What the task requires => Write every entry out again exactly, please, and skip the pictures.

Start Supplied information

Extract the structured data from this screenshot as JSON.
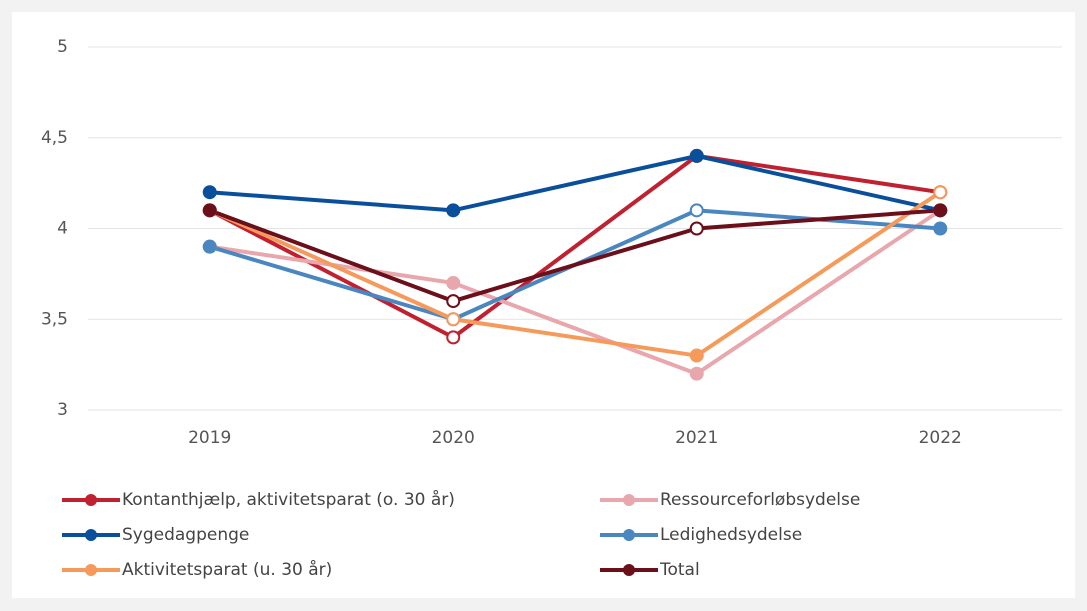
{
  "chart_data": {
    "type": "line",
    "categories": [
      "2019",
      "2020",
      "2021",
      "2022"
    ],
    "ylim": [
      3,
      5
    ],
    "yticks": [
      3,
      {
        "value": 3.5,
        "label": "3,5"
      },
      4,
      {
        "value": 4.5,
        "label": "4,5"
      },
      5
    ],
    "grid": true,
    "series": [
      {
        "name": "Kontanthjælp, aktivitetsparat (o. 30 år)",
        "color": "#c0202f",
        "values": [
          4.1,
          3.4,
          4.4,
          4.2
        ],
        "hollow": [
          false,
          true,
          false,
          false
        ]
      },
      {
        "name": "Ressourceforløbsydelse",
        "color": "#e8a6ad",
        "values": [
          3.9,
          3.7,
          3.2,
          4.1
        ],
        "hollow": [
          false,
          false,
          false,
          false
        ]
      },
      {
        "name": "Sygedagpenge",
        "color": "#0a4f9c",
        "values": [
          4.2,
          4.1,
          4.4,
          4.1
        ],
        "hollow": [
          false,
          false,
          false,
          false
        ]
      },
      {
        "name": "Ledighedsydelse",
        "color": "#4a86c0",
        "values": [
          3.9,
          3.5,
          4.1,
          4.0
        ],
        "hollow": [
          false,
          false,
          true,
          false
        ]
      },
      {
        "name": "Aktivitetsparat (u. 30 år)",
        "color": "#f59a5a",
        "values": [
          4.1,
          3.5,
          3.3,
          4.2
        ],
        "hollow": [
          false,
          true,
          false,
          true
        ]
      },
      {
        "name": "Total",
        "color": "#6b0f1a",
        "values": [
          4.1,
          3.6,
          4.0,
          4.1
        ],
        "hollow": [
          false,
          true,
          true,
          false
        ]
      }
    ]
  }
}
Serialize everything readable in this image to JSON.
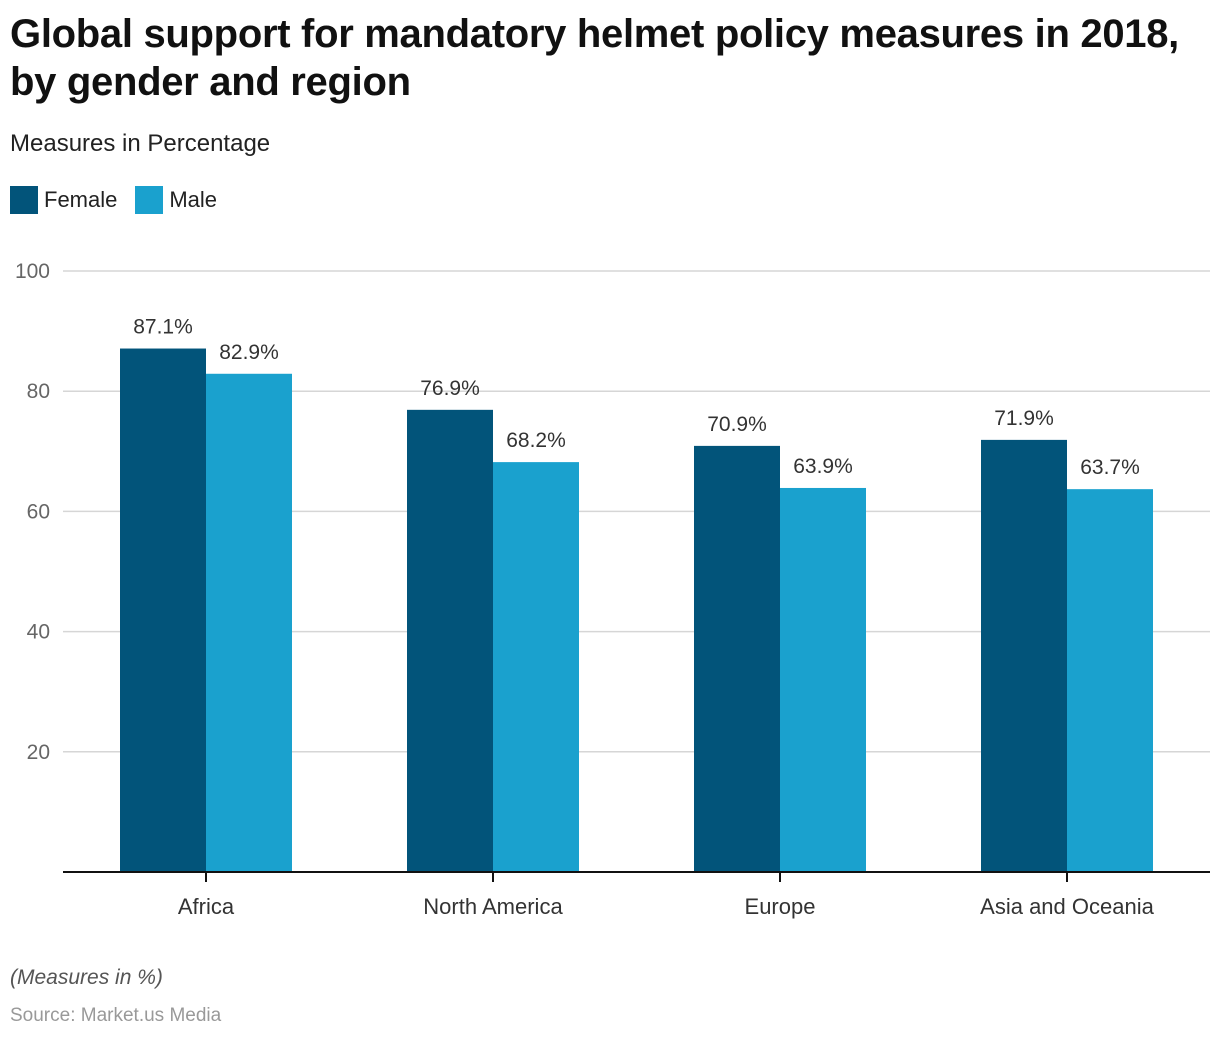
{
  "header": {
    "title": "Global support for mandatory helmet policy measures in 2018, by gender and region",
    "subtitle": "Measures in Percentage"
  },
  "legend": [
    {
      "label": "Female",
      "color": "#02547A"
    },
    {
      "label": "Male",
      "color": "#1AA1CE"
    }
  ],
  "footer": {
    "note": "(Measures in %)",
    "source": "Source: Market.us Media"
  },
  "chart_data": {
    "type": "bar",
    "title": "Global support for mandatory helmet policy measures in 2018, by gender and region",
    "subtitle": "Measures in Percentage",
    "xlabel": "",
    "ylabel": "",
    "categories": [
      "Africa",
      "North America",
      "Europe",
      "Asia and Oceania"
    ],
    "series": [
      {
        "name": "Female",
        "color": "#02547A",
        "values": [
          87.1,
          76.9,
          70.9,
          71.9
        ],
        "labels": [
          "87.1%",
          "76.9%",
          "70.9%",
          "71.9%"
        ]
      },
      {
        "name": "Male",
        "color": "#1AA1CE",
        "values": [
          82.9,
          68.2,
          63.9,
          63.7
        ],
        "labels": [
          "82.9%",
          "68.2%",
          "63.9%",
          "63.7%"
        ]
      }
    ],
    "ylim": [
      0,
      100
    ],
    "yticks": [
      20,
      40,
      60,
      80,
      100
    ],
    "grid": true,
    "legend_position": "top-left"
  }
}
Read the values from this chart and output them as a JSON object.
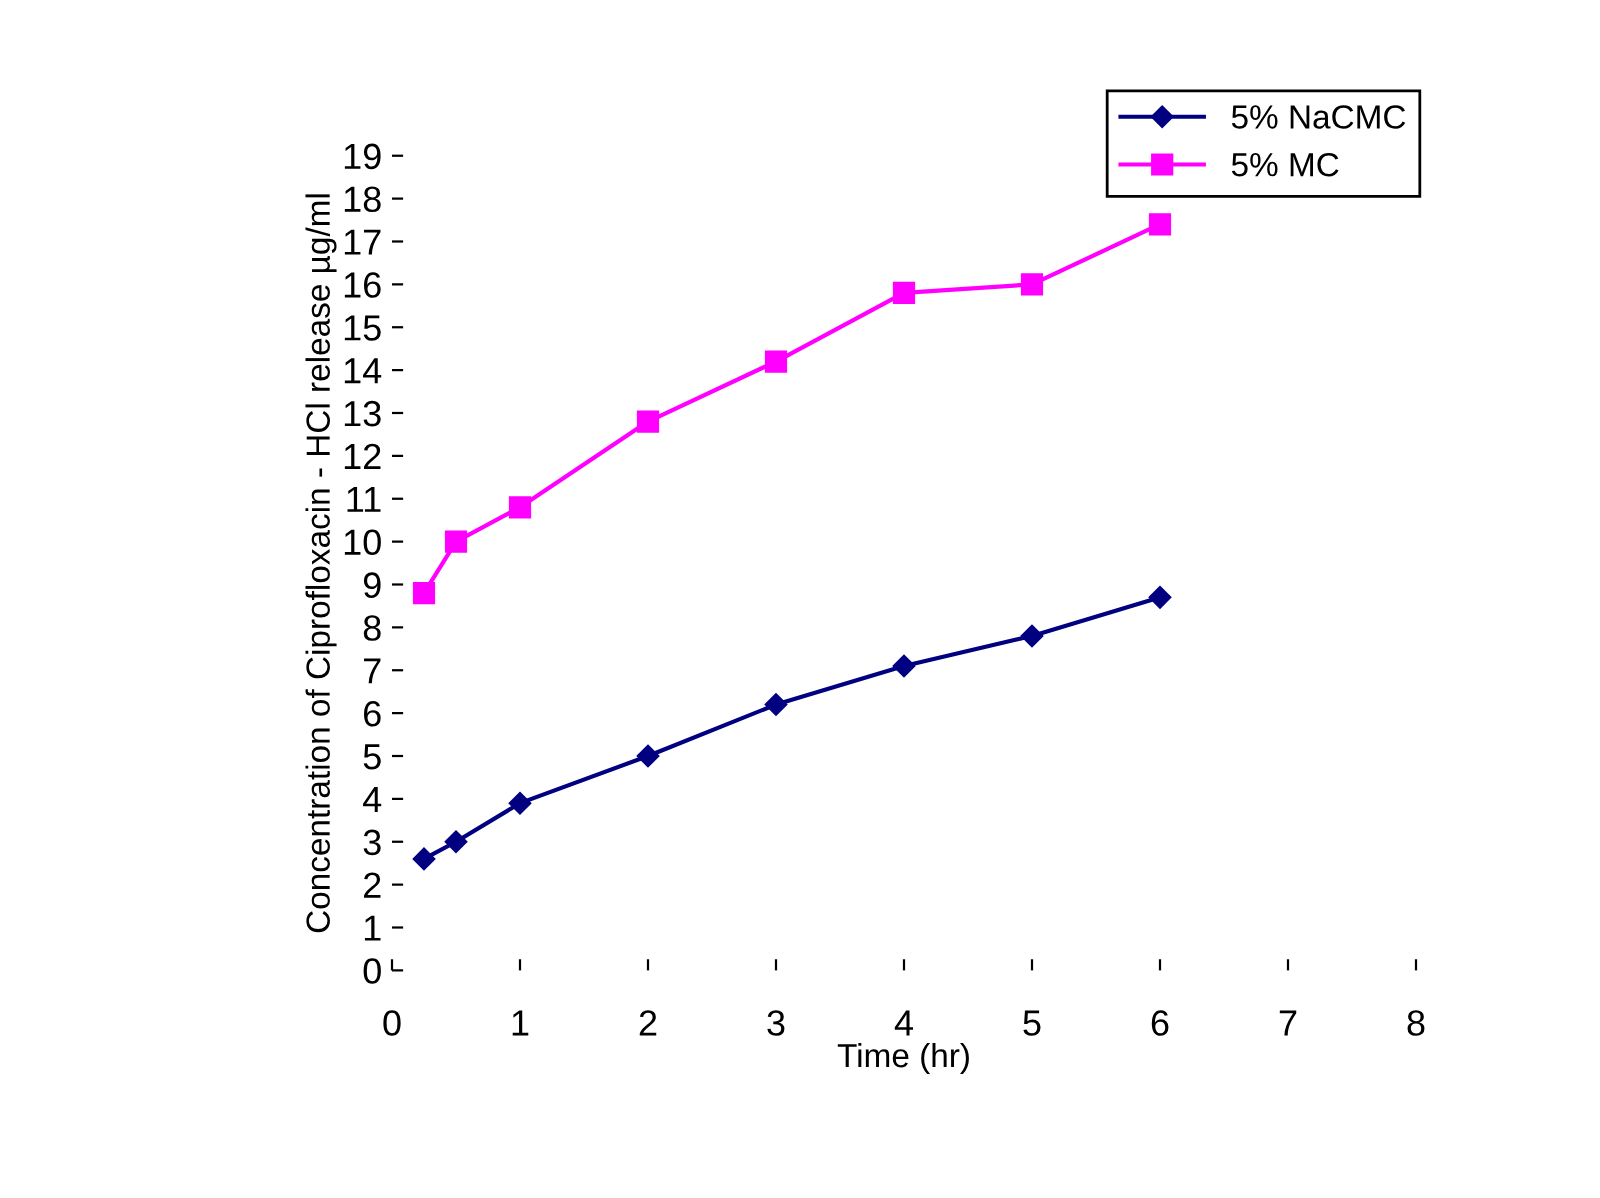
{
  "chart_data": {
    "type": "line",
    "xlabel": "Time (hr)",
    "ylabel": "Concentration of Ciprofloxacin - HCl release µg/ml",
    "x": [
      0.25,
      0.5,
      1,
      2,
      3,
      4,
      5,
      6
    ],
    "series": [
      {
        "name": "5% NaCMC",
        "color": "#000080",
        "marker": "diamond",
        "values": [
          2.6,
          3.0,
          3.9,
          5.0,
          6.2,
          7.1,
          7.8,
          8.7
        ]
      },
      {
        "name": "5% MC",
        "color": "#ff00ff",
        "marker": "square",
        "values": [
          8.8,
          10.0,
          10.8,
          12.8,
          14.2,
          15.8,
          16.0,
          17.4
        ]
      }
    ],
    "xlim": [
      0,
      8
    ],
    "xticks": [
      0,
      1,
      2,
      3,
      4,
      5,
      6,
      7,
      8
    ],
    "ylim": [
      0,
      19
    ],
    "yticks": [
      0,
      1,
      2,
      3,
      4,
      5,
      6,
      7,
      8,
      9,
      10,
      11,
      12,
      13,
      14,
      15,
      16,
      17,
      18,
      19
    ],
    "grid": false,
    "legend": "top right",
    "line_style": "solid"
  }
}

End Supplied information

Result of this task =>
Extract the structured data from this screenshot as JSON.
{
  "chart_data": {
    "type": "line",
    "categories": [
      "2019",
      "2020",
      "2021",
      "2022"
    ],
    "ylim": [
      3,
      5
    ],
    "yticks": [
      3,
      {
        "value": 3.5,
        "label": "3,5"
      },
      4,
      {
        "value": 4.5,
        "label": "4,5"
      },
      5
    ],
    "grid": true,
    "series": [
      {
        "name": "Kontanthjælp, aktivitetsparat (o. 30 år)",
        "color": "#c0202f",
        "values": [
          4.1,
          3.4,
          4.4,
          4.2
        ],
        "hollow": [
          false,
          true,
          false,
          false
        ]
      },
      {
        "name": "Ressourceforløbsydelse",
        "color": "#e8a6ad",
        "values": [
          3.9,
          3.7,
          3.2,
          4.1
        ],
        "hollow": [
          false,
          false,
          false,
          false
        ]
      },
      {
        "name": "Sygedagpenge",
        "color": "#0a4f9c",
        "values": [
          4.2,
          4.1,
          4.4,
          4.1
        ],
        "hollow": [
          false,
          false,
          false,
          false
        ]
      },
      {
        "name": "Ledighedsydelse",
        "color": "#4a86c0",
        "values": [
          3.9,
          3.5,
          4.1,
          4.0
        ],
        "hollow": [
          false,
          false,
          true,
          false
        ]
      },
      {
        "name": "Aktivitetsparat (u. 30 år)",
        "color": "#f59a5a",
        "values": [
          4.1,
          3.5,
          3.3,
          4.2
        ],
        "hollow": [
          false,
          true,
          false,
          true
        ]
      },
      {
        "name": "Total",
        "color": "#6b0f1a",
        "values": [
          4.1,
          3.6,
          4.0,
          4.1
        ],
        "hollow": [
          false,
          true,
          true,
          false
        ]
      }
    ]
  }
}
Serialize everything readable in this image to JSON.
{
  "header": {
    "title": "Global support for mandatory helmet policy measures in 2018, by gender and region",
    "subtitle": "Measures in Percentage"
  },
  "legend": [
    {
      "label": "Female",
      "color": "#02547A"
    },
    {
      "label": "Male",
      "color": "#1AA1CE"
    }
  ],
  "footer": {
    "note": "(Measures in %)",
    "source": "Source: Market.us Media"
  },
  "chart_data": {
    "type": "bar",
    "title": "Global support for mandatory helmet policy measures in 2018, by gender and region",
    "subtitle": "Measures in Percentage",
    "xlabel": "",
    "ylabel": "",
    "categories": [
      "Africa",
      "North America",
      "Europe",
      "Asia and Oceania"
    ],
    "series": [
      {
        "name": "Female",
        "color": "#02547A",
        "values": [
          87.1,
          76.9,
          70.9,
          71.9
        ],
        "labels": [
          "87.1%",
          "76.9%",
          "70.9%",
          "71.9%"
        ]
      },
      {
        "name": "Male",
        "color": "#1AA1CE",
        "values": [
          82.9,
          68.2,
          63.9,
          63.7
        ],
        "labels": [
          "82.9%",
          "68.2%",
          "63.9%",
          "63.7%"
        ]
      }
    ],
    "ylim": [
      0,
      100
    ],
    "yticks": [
      20,
      40,
      60,
      80,
      100
    ],
    "grid": true,
    "legend_position": "top-left"
  }
}
Read the values from this chart and output them as a JSON object.
{
  "chart_data": {
    "type": "line",
    "xlabel": "Time (hr)",
    "ylabel": "Concentration of Ciprofloxacin - HCl release µg/ml",
    "x": [
      0.25,
      0.5,
      1,
      2,
      3,
      4,
      5,
      6
    ],
    "series": [
      {
        "name": "5% NaCMC",
        "color": "#000080",
        "marker": "diamond",
        "values": [
          2.6,
          3.0,
          3.9,
          5.0,
          6.2,
          7.1,
          7.8,
          8.7
        ]
      },
      {
        "name": "5% MC",
        "color": "#ff00ff",
        "marker": "square",
        "values": [
          8.8,
          10.0,
          10.8,
          12.8,
          14.2,
          15.8,
          16.0,
          17.4
        ]
      }
    ],
    "xlim": [
      0,
      8
    ],
    "xticks": [
      0,
      1,
      2,
      3,
      4,
      5,
      6,
      7,
      8
    ],
    "ylim": [
      0,
      19
    ],
    "yticks": [
      0,
      1,
      2,
      3,
      4,
      5,
      6,
      7,
      8,
      9,
      10,
      11,
      12,
      13,
      14,
      15,
      16,
      17,
      18,
      19
    ],
    "grid": false,
    "legend": "top right",
    "line_style": "solid"
  }
}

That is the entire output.